#### The exercise
Lines containing the word "this" are the ones to copy from the records below.

Figure data in JSON
***
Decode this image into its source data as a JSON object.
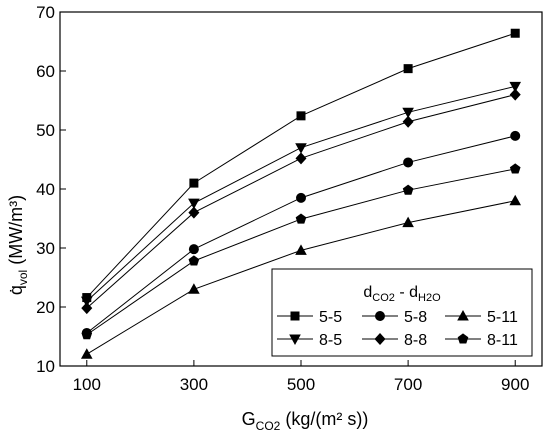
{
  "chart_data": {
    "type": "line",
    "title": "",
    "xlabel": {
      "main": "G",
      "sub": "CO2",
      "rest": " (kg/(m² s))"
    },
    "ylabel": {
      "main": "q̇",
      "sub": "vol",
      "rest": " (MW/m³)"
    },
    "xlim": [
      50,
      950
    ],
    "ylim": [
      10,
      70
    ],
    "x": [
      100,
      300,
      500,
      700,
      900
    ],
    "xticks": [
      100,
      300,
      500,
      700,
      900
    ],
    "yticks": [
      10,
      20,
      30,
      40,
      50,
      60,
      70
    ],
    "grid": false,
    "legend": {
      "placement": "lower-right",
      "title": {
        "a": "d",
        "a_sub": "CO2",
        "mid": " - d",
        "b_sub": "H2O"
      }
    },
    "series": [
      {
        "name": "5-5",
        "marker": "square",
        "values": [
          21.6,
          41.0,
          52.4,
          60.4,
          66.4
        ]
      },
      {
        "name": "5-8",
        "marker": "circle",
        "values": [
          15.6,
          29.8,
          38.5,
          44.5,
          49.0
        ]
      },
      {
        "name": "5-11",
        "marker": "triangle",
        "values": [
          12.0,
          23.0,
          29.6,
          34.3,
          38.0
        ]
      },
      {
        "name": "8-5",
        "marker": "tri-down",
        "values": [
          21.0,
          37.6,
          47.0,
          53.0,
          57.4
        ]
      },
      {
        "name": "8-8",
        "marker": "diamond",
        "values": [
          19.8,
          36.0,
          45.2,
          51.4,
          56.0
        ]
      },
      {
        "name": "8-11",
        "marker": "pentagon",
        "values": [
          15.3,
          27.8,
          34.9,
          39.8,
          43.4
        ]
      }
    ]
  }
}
***
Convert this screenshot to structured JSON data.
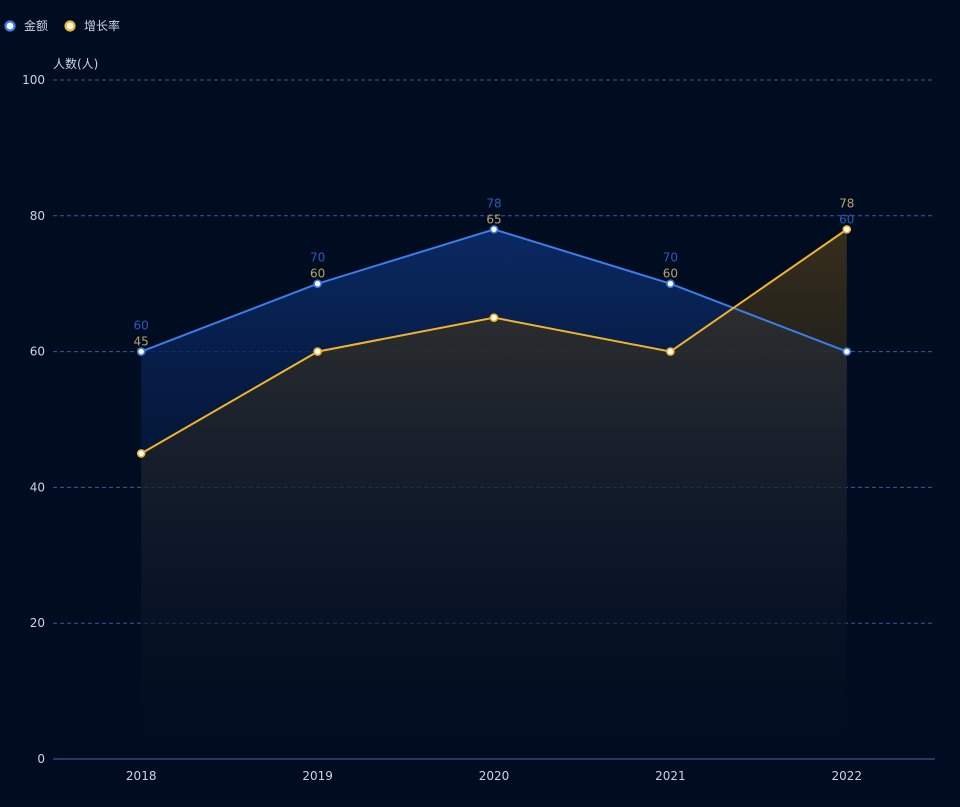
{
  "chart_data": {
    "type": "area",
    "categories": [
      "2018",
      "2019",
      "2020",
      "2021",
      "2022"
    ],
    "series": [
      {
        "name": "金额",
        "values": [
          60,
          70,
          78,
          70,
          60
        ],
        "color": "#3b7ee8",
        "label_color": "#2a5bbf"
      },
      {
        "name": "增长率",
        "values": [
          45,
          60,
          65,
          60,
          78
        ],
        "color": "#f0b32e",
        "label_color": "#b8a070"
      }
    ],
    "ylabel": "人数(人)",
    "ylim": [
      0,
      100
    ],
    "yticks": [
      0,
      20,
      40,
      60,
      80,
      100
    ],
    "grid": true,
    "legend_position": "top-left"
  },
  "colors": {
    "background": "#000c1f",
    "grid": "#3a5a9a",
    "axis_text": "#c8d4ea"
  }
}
***
#### Output below
Decode this image into its source data as a JSON object.
Convert this screenshot to structured JSON data.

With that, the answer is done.